AIM OF THE EXERCISE: Identify the lines containing the word "JSON". Copy each one.

RECORD SET:
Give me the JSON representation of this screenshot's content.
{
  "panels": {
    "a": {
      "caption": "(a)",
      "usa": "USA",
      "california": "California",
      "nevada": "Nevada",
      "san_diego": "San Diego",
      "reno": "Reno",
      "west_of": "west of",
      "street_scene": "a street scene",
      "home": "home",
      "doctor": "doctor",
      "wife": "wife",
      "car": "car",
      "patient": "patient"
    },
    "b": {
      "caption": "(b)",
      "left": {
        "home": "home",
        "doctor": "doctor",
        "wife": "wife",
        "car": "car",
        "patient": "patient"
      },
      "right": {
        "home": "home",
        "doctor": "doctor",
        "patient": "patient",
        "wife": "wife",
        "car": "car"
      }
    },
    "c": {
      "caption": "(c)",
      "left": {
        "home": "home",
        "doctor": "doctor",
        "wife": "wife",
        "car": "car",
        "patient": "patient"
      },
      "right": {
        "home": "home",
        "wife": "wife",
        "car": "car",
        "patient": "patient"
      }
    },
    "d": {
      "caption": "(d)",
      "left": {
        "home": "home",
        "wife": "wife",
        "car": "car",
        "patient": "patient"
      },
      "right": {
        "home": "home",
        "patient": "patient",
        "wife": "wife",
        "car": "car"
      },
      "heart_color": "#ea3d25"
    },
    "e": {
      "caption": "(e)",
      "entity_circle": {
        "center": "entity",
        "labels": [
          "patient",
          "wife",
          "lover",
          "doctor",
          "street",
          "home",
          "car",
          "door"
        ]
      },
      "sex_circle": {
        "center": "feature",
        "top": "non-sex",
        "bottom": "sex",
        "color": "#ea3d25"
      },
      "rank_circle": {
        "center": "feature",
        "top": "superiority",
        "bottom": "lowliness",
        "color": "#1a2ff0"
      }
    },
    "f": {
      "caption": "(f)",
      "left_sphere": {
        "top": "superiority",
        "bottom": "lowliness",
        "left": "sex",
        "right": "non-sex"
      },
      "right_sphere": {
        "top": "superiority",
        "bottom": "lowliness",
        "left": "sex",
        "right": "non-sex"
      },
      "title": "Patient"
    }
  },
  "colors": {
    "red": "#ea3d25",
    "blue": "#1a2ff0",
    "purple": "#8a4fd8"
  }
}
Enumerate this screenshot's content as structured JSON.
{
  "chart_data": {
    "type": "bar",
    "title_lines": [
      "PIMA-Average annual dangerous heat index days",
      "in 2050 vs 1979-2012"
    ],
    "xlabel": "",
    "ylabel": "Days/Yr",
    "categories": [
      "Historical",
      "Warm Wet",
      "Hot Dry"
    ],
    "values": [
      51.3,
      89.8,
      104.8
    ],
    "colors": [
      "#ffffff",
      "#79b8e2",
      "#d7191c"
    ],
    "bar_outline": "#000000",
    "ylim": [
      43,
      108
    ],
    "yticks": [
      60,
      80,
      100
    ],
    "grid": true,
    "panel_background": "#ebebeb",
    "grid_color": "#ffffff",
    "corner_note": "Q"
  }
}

EXERCISE OUTPUT:
Give me the JSON representation of this screenshot's content.
Enumerate this screenshot's content as structured JSON.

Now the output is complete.